CHALLENGE:
Set the listing down again in full, word for word, with the pictures left out.

-*-

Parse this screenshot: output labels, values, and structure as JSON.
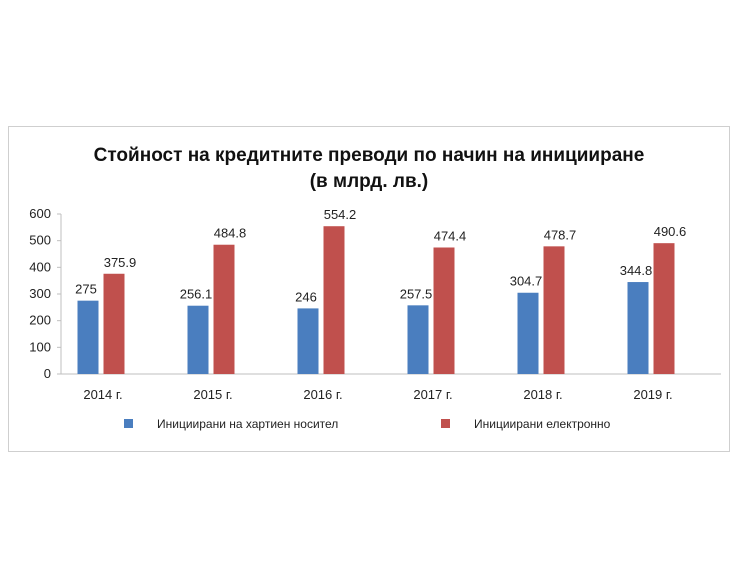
{
  "chart_data": {
    "type": "bar",
    "title_line1": "Стойност на кредитните преводи по начин на иницииране",
    "title_line2": "(в млрд. лв.)",
    "categories": [
      "2014 г.",
      "2015 г.",
      "2016 г.",
      "2017 г.",
      "2018 г.",
      "2019 г."
    ],
    "series": [
      {
        "name": "Инициирани на хартиен носител",
        "color": "#4a7ebf",
        "values": [
          275,
          256.1,
          246,
          257.5,
          304.7,
          344.8
        ],
        "labels": [
          "275",
          "256.1",
          "246",
          "257.5",
          "304.7",
          "344.8"
        ]
      },
      {
        "name": "Инициирани електронно",
        "color": "#c0504d",
        "values": [
          375.9,
          484.8,
          554.2,
          474.4,
          478.7,
          490.6
        ],
        "labels": [
          "375.9",
          "484.8",
          "554.2",
          "474.4",
          "478.7",
          "490.6"
        ]
      }
    ],
    "yticks": [
      "0",
      "100",
      "200",
      "300",
      "400",
      "500",
      "600"
    ],
    "ylim": [
      0,
      600
    ],
    "grid": false,
    "legend_position": "bottom"
  }
}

-*-

EXERCISE RESPONSE:
Parse this screenshot: output labels, values, and structure as JSON.
{
  "chart_data": {
    "type": "bar",
    "title_line1": "Стойност на кредитните преводи по начин на иницииране",
    "title_line2": "(в млрд. лв.)",
    "categories": [
      "2014 г.",
      "2015 г.",
      "2016 г.",
      "2017 г.",
      "2018 г.",
      "2019 г."
    ],
    "series": [
      {
        "name": "Инициирани на хартиен носител",
        "color": "#4a7ebf",
        "values": [
          275,
          256.1,
          246,
          257.5,
          304.7,
          344.8
        ],
        "labels": [
          "275",
          "256.1",
          "246",
          "257.5",
          "304.7",
          "344.8"
        ]
      },
      {
        "name": "Инициирани електронно",
        "color": "#c0504d",
        "values": [
          375.9,
          484.8,
          554.2,
          474.4,
          478.7,
          490.6
        ],
        "labels": [
          "375.9",
          "484.8",
          "554.2",
          "474.4",
          "478.7",
          "490.6"
        ]
      }
    ],
    "yticks": [
      "0",
      "100",
      "200",
      "300",
      "400",
      "500",
      "600"
    ],
    "ylim": [
      0,
      600
    ],
    "grid": false,
    "legend_position": "bottom"
  }
}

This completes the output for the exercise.